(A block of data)

········

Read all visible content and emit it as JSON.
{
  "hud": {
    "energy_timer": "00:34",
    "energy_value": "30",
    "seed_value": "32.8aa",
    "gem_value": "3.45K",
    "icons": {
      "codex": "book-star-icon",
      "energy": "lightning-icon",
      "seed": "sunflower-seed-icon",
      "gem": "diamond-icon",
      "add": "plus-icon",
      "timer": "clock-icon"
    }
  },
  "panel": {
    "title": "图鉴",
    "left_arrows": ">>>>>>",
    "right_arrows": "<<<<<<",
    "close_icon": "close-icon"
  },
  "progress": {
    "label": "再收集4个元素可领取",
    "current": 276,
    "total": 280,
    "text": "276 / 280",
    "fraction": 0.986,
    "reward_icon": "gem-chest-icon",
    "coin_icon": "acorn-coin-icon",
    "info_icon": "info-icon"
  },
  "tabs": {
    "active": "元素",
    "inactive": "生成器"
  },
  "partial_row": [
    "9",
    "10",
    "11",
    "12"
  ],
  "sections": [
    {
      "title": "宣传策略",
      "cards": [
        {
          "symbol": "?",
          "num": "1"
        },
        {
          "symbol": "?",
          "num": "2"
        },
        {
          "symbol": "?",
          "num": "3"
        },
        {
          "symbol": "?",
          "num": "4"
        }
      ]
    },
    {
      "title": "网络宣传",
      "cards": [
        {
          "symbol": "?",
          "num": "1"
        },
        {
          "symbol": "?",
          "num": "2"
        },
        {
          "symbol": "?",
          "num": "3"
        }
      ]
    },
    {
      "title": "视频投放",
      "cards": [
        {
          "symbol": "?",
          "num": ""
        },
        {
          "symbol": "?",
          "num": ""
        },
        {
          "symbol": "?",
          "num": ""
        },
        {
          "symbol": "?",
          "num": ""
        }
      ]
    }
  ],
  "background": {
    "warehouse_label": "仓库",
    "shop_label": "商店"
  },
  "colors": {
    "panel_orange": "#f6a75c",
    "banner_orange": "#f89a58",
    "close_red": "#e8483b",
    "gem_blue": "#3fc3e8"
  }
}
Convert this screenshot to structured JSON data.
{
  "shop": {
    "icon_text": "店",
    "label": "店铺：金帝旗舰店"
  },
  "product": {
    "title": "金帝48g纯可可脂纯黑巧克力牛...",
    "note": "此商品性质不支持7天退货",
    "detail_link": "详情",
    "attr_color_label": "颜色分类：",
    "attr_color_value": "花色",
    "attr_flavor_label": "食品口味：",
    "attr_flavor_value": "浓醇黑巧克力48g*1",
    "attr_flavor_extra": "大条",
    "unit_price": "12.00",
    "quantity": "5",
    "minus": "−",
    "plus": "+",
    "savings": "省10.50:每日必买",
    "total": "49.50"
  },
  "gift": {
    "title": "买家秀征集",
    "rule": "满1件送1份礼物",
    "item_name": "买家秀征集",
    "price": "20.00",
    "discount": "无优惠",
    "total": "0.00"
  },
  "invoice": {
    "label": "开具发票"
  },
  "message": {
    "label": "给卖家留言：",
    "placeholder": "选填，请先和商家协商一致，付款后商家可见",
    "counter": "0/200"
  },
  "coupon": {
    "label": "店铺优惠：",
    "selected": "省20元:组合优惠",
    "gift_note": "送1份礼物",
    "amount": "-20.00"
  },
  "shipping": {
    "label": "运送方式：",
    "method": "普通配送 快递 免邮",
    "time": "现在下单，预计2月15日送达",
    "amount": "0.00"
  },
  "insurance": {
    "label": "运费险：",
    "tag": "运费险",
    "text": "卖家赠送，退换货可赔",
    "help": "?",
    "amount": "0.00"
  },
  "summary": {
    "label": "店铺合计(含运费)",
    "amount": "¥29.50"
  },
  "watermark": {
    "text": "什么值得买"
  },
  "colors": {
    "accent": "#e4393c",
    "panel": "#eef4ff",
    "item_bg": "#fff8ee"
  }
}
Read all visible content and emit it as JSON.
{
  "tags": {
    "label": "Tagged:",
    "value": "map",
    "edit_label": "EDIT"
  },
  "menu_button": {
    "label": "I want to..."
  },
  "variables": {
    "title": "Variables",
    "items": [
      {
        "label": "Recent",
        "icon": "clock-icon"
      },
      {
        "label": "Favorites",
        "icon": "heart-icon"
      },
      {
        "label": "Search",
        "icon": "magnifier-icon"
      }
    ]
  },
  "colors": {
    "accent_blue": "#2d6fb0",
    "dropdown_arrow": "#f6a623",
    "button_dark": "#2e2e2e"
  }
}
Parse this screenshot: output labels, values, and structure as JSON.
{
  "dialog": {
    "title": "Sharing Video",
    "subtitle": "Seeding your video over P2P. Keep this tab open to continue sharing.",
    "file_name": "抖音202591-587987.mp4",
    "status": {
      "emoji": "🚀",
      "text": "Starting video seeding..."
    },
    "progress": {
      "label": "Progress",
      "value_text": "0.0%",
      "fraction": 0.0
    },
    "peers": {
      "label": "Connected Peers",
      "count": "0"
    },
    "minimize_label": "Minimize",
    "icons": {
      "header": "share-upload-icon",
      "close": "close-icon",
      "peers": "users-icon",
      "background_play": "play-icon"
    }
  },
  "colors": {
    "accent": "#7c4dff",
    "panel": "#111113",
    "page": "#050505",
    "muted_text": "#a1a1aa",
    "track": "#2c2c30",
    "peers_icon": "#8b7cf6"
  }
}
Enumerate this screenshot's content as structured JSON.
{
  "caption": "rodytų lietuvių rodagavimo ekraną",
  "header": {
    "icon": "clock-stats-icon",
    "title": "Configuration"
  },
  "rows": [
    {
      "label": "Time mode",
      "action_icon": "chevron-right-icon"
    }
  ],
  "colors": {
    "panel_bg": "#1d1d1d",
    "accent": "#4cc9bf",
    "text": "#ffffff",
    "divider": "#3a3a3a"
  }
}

········

> [GIVEN REQUEST]: All the data must be duplicated exactly, with nothing added or removed.

> [TASK ANSWER]:
Read all visible content and emit it as JSON.
{
  "hud": {
    "energy_timer": "00:34",
    "energy_value": "30",
    "seed_value": "32.8aa",
    "gem_value": "3.45K",
    "icons": {
      "codex": "book-star-icon",
      "energy": "lightning-icon",
      "seed": "sunflower-seed-icon",
      "gem": "diamond-icon",
      "add": "plus-icon",
      "timer": "clock-icon"
    }
  },
  "panel": {
    "title": "图鉴",
    "left_arrows": ">>>>>>",
    "right_arrows": "<<<<<<",
    "close_icon": "close-icon"
  },
  "progress": {
    "label": "再收集4个元素可领取",
    "current": 276,
    "total": 280,
    "text": "276 / 280",
    "fraction": 0.986,
    "reward_icon": "gem-chest-icon",
    "coin_icon": "acorn-coin-icon",
    "info_icon": "info-icon"
  },
  "tabs": {
    "active": "元素",
    "inactive": "生成器"
  },
  "partial_row": [
    "9",
    "10",
    "11",
    "12"
  ],
  "sections": [
    {
      "title": "宣传策略",
      "cards": [
        {
          "symbol": "?",
          "num": "1"
        },
        {
          "symbol": "?",
          "num": "2"
        },
        {
          "symbol": "?",
          "num": "3"
        },
        {
          "symbol": "?",
          "num": "4"
        }
      ]
    },
    {
      "title": "网络宣传",
      "cards": [
        {
          "symbol": "?",
          "num": "1"
        },
        {
          "symbol": "?",
          "num": "2"
        },
        {
          "symbol": "?",
          "num": "3"
        }
      ]
    },
    {
      "title": "视频投放",
      "cards": [
        {
          "symbol": "?",
          "num": ""
        },
        {
          "symbol": "?",
          "num": ""
        },
        {
          "symbol": "?",
          "num": ""
        },
        {
          "symbol": "?",
          "num": ""
        }
      ]
    }
  ],
  "background": {
    "warehouse_label": "仓库",
    "shop_label": "商店"
  },
  "colors": {
    "panel_orange": "#f6a75c",
    "banner_orange": "#f89a58",
    "close_red": "#e8483b",
    "gem_blue": "#3fc3e8"
  }
}
Convert this screenshot to structured JSON data.
{
  "shop": {
    "icon_text": "店",
    "label": "店铺：金帝旗舰店"
  },
  "product": {
    "title": "金帝48g纯可可脂纯黑巧克力牛...",
    "note": "此商品性质不支持7天退货",
    "detail_link": "详情",
    "attr_color_label": "颜色分类：",
    "attr_color_value": "花色",
    "attr_flavor_label": "食品口味：",
    "attr_flavor_value": "浓醇黑巧克力48g*1",
    "attr_flavor_extra": "大条",
    "unit_price": "12.00",
    "quantity": "5",
    "minus": "−",
    "plus": "+",
    "savings": "省10.50:每日必买",
    "total": "49.50"
  },
  "gift": {
    "title": "买家秀征集",
    "rule": "满1件送1份礼物",
    "item_name": "买家秀征集",
    "price": "20.00",
    "discount": "无优惠",
    "total": "0.00"
  },
  "invoice": {
    "label": "开具发票"
  },
  "message": {
    "label": "给卖家留言：",
    "placeholder": "选填，请先和商家协商一致，付款后商家可见",
    "counter": "0/200"
  },
  "coupon": {
    "label": "店铺优惠：",
    "selected": "省20元:组合优惠",
    "gift_note": "送1份礼物",
    "amount": "-20.00"
  },
  "shipping": {
    "label": "运送方式：",
    "method": "普通配送 快递 免邮",
    "time": "现在下单，预计2月15日送达",
    "amount": "0.00"
  },
  "insurance": {
    "label": "运费险：",
    "tag": "运费险",
    "text": "卖家赠送，退换货可赔",
    "help": "?",
    "amount": "0.00"
  },
  "summary": {
    "label": "店铺合计(含运费)",
    "amount": "¥29.50"
  },
  "watermark": {
    "text": "什么值得买"
  },
  "colors": {
    "accent": "#e4393c",
    "panel": "#eef4ff",
    "item_bg": "#fff8ee"
  }
}
Read all visible content and emit it as JSON.
{
  "tags": {
    "label": "Tagged:",
    "value": "map",
    "edit_label": "EDIT"
  },
  "menu_button": {
    "label": "I want to..."
  },
  "variables": {
    "title": "Variables",
    "items": [
      {
        "label": "Recent",
        "icon": "clock-icon"
      },
      {
        "label": "Favorites",
        "icon": "heart-icon"
      },
      {
        "label": "Search",
        "icon": "magnifier-icon"
      }
    ]
  },
  "colors": {
    "accent_blue": "#2d6fb0",
    "dropdown_arrow": "#f6a623",
    "button_dark": "#2e2e2e"
  }
}
Parse this screenshot: output labels, values, and structure as JSON.
{
  "dialog": {
    "title": "Sharing Video",
    "subtitle": "Seeding your video over P2P. Keep this tab open to continue sharing.",
    "file_name": "抖音202591-587987.mp4",
    "status": {
      "emoji": "🚀",
      "text": "Starting video seeding..."
    },
    "progress": {
      "label": "Progress",
      "value_text": "0.0%",
      "fraction": 0.0
    },
    "peers": {
      "label": "Connected Peers",
      "count": "0"
    },
    "minimize_label": "Minimize",
    "icons": {
      "header": "share-upload-icon",
      "close": "close-icon",
      "peers": "users-icon",
      "background_play": "play-icon"
    }
  },
  "colors": {
    "accent": "#7c4dff",
    "panel": "#111113",
    "page": "#050505",
    "muted_text": "#a1a1aa",
    "track": "#2c2c30",
    "peers_icon": "#8b7cf6"
  }
}
Enumerate this screenshot's content as structured JSON.
{
  "caption": "rodytų lietuvių rodagavimo ekraną",
  "header": {
    "icon": "clock-stats-icon",
    "title": "Configuration"
  },
  "rows": [
    {
      "label": "Time mode",
      "action_icon": "chevron-right-icon"
    }
  ],
  "colors": {
    "panel_bg": "#1d1d1d",
    "accent": "#4cc9bf",
    "text": "#ffffff",
    "divider": "#3a3a3a"
  }
}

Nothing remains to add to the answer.